> [RECORDED DATA]
________________
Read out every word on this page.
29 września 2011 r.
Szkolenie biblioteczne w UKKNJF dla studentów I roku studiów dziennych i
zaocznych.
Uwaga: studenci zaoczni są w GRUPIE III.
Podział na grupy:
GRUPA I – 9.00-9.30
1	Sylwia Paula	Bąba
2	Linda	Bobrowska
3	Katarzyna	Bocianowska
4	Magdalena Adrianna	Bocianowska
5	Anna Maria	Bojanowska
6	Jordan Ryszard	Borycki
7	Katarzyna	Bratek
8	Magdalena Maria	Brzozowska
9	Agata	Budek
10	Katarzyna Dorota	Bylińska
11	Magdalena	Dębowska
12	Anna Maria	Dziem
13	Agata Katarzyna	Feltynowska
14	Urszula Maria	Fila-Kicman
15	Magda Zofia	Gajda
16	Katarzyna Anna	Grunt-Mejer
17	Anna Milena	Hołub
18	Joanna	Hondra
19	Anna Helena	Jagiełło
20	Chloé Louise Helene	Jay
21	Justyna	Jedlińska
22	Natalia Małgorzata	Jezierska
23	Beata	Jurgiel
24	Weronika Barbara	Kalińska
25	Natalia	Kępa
________________
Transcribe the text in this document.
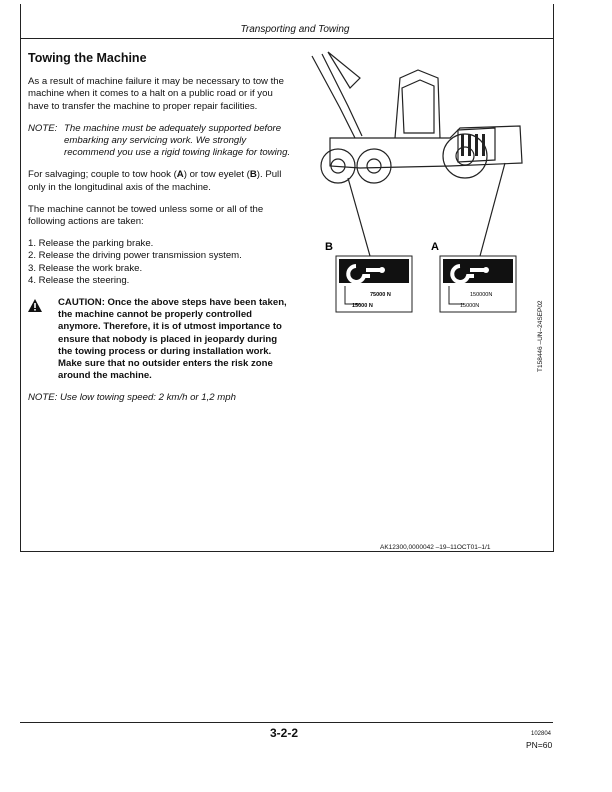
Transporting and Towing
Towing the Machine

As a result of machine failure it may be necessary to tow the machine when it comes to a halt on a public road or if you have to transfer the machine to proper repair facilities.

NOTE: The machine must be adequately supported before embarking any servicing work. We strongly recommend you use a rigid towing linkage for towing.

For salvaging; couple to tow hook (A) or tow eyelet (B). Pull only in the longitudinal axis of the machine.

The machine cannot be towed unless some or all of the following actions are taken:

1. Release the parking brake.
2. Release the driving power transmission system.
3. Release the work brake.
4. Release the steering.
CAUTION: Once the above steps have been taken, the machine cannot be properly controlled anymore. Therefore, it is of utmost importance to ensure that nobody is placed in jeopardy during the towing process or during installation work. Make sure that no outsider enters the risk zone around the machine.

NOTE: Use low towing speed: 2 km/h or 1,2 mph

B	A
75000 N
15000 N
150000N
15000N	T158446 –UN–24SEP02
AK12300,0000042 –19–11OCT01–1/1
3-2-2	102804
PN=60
________________
> [REQUEST] Count the lines that include the word "cannot" and state the result as a bare number.

> [TASK SOLUTION] 2